> _Exercise prompt_
An exact reproduction of the records is required, with all images left out.

Items from a figure collection
Begin

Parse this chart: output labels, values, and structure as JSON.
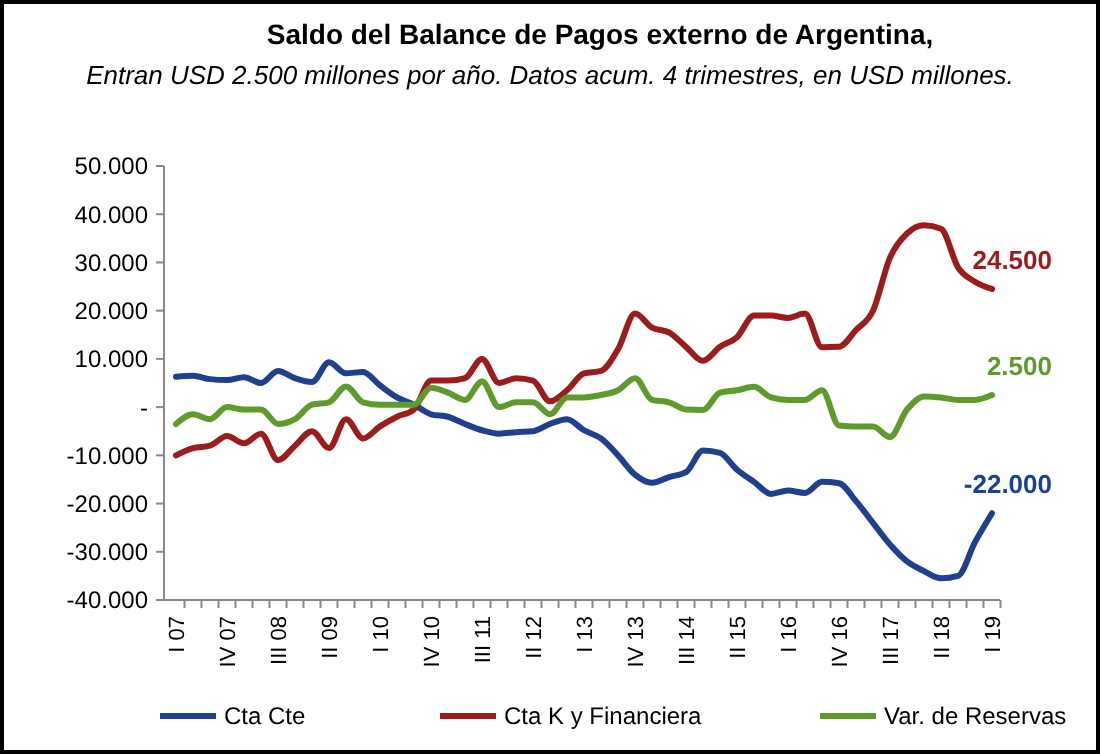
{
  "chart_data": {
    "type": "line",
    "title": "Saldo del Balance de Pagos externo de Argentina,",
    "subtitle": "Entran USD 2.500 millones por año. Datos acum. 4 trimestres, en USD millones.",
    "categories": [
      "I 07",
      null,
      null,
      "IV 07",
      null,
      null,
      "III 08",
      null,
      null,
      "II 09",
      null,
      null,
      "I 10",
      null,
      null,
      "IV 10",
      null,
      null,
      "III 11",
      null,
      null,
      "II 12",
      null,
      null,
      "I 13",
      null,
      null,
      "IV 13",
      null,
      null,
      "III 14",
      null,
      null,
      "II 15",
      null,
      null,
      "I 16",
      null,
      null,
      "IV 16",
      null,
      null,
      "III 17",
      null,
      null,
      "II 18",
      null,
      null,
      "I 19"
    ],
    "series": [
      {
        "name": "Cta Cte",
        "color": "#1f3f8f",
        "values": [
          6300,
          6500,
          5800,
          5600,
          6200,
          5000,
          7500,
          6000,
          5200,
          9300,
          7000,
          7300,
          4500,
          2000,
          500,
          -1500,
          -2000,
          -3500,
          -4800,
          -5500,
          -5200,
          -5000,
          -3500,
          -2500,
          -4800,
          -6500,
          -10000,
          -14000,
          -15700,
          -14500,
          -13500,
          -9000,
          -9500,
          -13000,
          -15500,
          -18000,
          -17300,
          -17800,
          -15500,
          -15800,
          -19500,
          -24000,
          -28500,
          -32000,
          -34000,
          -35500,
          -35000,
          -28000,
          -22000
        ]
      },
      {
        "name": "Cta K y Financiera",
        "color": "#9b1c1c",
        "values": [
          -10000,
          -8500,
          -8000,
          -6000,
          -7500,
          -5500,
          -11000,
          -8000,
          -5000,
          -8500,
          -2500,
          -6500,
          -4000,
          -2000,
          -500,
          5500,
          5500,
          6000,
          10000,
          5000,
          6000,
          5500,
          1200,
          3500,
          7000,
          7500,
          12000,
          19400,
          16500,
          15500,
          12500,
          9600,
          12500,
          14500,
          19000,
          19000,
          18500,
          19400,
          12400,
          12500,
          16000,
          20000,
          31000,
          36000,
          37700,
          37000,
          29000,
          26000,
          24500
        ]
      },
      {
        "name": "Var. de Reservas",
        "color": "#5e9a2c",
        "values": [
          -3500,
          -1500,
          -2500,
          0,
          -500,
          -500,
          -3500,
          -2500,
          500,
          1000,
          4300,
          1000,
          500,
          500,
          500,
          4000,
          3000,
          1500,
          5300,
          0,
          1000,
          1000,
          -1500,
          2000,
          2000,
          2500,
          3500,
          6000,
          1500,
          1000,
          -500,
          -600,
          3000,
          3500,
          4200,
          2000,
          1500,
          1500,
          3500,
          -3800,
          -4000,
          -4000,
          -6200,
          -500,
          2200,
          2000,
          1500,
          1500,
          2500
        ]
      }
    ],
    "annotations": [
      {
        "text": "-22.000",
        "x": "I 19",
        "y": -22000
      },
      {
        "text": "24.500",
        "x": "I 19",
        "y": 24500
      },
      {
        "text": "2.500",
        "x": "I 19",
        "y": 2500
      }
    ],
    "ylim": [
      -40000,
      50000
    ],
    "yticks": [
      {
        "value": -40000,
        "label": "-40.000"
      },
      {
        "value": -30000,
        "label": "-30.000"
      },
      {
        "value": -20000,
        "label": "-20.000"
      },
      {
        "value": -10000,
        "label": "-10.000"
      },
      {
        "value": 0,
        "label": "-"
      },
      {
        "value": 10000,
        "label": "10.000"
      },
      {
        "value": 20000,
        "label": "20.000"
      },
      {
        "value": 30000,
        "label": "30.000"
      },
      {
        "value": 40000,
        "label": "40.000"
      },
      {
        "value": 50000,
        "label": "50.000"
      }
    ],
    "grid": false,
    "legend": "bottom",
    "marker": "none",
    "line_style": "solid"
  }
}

End

> _Task solution_
Parse this chart: output labels, values, and structure as JSON.
{
  "chart_data": {
    "type": "line",
    "title": "Saldo del Balance de Pagos externo de Argentina,",
    "subtitle": "Entran USD 2.500 millones por año. Datos acum. 4 trimestres, en USD millones.",
    "categories": [
      "I 07",
      null,
      null,
      "IV 07",
      null,
      null,
      "III 08",
      null,
      null,
      "II 09",
      null,
      null,
      "I 10",
      null,
      null,
      "IV 10",
      null,
      null,
      "III 11",
      null,
      null,
      "II 12",
      null,
      null,
      "I 13",
      null,
      null,
      "IV 13",
      null,
      null,
      "III 14",
      null,
      null,
      "II 15",
      null,
      null,
      "I 16",
      null,
      null,
      "IV 16",
      null,
      null,
      "III 17",
      null,
      null,
      "II 18",
      null,
      null,
      "I 19"
    ],
    "series": [
      {
        "name": "Cta Cte",
        "color": "#1f3f8f",
        "values": [
          6300,
          6500,
          5800,
          5600,
          6200,
          5000,
          7500,
          6000,
          5200,
          9300,
          7000,
          7300,
          4500,
          2000,
          500,
          -1500,
          -2000,
          -3500,
          -4800,
          -5500,
          -5200,
          -5000,
          -3500,
          -2500,
          -4800,
          -6500,
          -10000,
          -14000,
          -15700,
          -14500,
          -13500,
          -9000,
          -9500,
          -13000,
          -15500,
          -18000,
          -17300,
          -17800,
          -15500,
          -15800,
          -19500,
          -24000,
          -28500,
          -32000,
          -34000,
          -35500,
          -35000,
          -28000,
          -22000
        ]
      },
      {
        "name": "Cta K y Financiera",
        "color": "#9b1c1c",
        "values": [
          -10000,
          -8500,
          -8000,
          -6000,
          -7500,
          -5500,
          -11000,
          -8000,
          -5000,
          -8500,
          -2500,
          -6500,
          -4000,
          -2000,
          -500,
          5500,
          5500,
          6000,
          10000,
          5000,
          6000,
          5500,
          1200,
          3500,
          7000,
          7500,
          12000,
          19400,
          16500,
          15500,
          12500,
          9600,
          12500,
          14500,
          19000,
          19000,
          18500,
          19400,
          12400,
          12500,
          16000,
          20000,
          31000,
          36000,
          37700,
          37000,
          29000,
          26000,
          24500
        ]
      },
      {
        "name": "Var. de Reservas",
        "color": "#5e9a2c",
        "values": [
          -3500,
          -1500,
          -2500,
          0,
          -500,
          -500,
          -3500,
          -2500,
          500,
          1000,
          4300,
          1000,
          500,
          500,
          500,
          4000,
          3000,
          1500,
          5300,
          0,
          1000,
          1000,
          -1500,
          2000,
          2000,
          2500,
          3500,
          6000,
          1500,
          1000,
          -500,
          -600,
          3000,
          3500,
          4200,
          2000,
          1500,
          1500,
          3500,
          -3800,
          -4000,
          -4000,
          -6200,
          -500,
          2200,
          2000,
          1500,
          1500,
          2500
        ]
      }
    ],
    "annotations": [
      {
        "text": "-22.000",
        "x": "I 19",
        "y": -22000
      },
      {
        "text": "24.500",
        "x": "I 19",
        "y": 24500
      },
      {
        "text": "2.500",
        "x": "I 19",
        "y": 2500
      }
    ],
    "ylim": [
      -40000,
      50000
    ],
    "yticks": [
      {
        "value": -40000,
        "label": "-40.000"
      },
      {
        "value": -30000,
        "label": "-30.000"
      },
      {
        "value": -20000,
        "label": "-20.000"
      },
      {
        "value": -10000,
        "label": "-10.000"
      },
      {
        "value": 0,
        "label": "-"
      },
      {
        "value": 10000,
        "label": "10.000"
      },
      {
        "value": 20000,
        "label": "20.000"
      },
      {
        "value": 30000,
        "label": "30.000"
      },
      {
        "value": 40000,
        "label": "40.000"
      },
      {
        "value": 50000,
        "label": "50.000"
      }
    ],
    "grid": false,
    "legend": "bottom",
    "marker": "none",
    "line_style": "solid"
  }
}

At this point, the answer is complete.